* Set exercise *
Extract each line bearing the word "this".

* Raw data *
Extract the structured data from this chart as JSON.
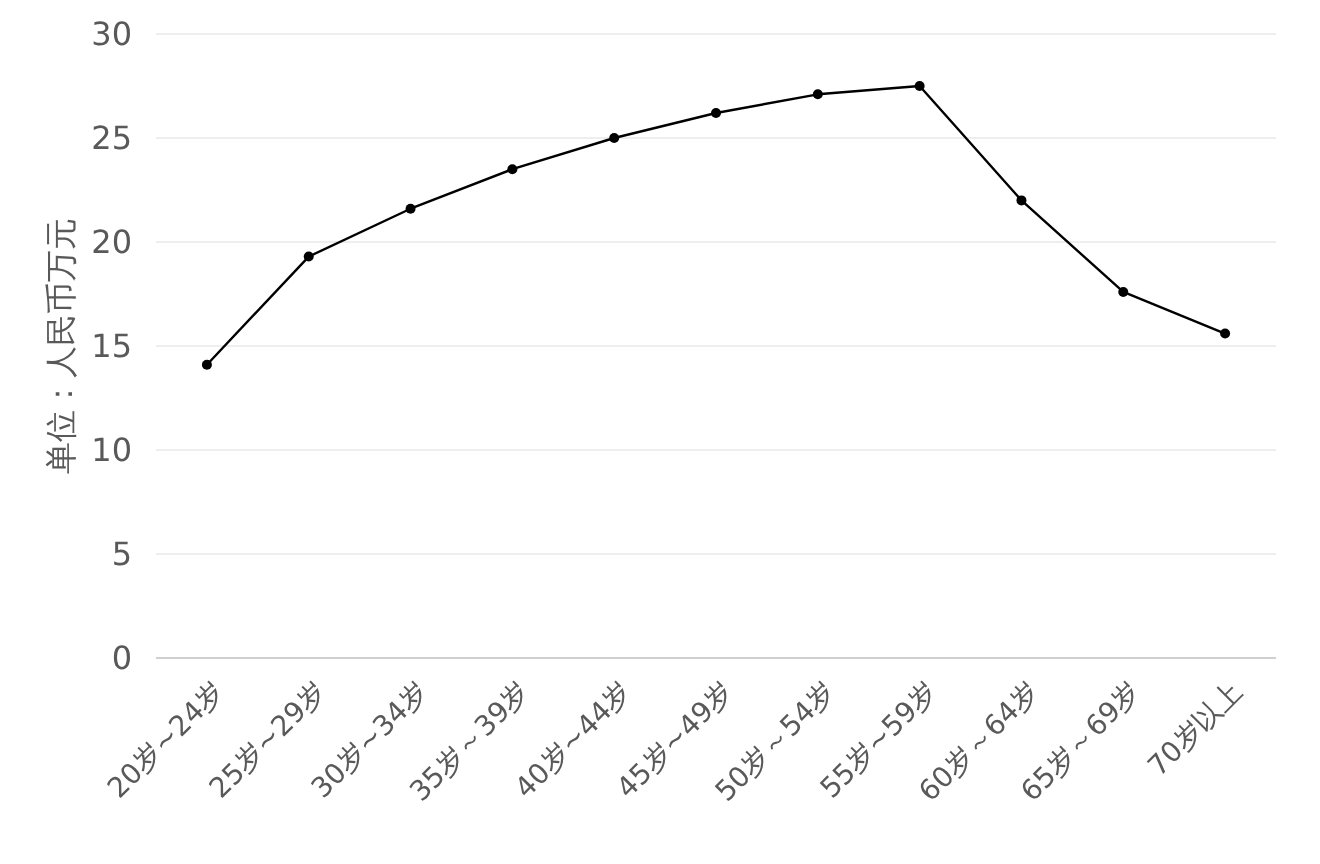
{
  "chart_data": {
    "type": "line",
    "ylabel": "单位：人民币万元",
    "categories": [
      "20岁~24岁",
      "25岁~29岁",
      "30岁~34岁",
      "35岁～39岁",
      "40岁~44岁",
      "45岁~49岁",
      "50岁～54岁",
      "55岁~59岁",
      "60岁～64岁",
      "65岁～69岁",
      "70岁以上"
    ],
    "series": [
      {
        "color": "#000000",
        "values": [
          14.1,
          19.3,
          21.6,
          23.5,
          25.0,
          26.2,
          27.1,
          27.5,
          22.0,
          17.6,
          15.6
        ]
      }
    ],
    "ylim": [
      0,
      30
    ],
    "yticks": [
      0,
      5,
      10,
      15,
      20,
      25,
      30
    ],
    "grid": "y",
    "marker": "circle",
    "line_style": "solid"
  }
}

* * *

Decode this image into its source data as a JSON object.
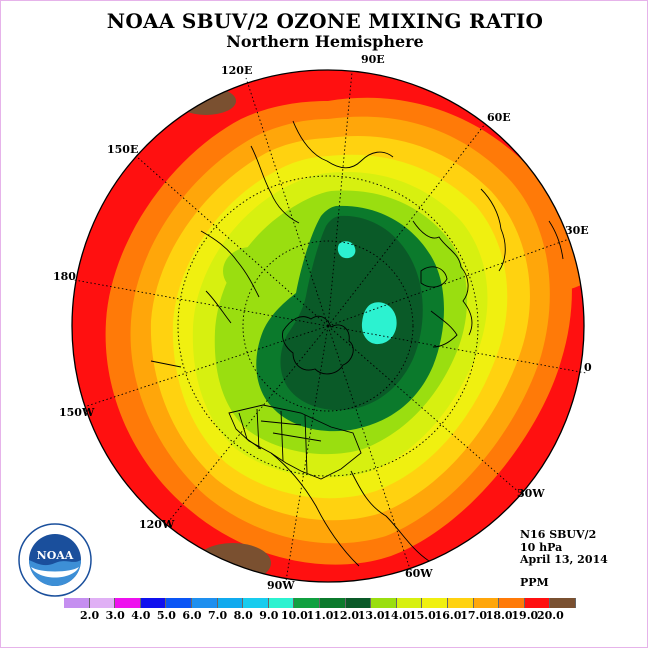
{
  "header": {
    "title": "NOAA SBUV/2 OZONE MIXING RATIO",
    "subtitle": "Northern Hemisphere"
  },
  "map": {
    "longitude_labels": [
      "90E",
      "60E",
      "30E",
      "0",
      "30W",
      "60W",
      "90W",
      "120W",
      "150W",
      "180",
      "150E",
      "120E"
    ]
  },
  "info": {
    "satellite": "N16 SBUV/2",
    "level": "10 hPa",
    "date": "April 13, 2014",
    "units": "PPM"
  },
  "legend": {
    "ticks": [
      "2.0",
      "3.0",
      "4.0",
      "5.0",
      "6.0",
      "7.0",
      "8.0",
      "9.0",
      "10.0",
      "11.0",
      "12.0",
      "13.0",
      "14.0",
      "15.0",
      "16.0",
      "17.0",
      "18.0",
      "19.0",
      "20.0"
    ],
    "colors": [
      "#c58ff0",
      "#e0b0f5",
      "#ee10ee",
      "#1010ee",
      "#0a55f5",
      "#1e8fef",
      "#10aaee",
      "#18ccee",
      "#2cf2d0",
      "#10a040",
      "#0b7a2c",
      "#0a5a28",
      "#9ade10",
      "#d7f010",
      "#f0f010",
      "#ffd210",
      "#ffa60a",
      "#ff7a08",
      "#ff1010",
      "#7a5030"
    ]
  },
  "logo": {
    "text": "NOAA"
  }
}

* Exercise result *
Extract the structured data from this chart as JSON.
Decode this image into its source data as a JSON object.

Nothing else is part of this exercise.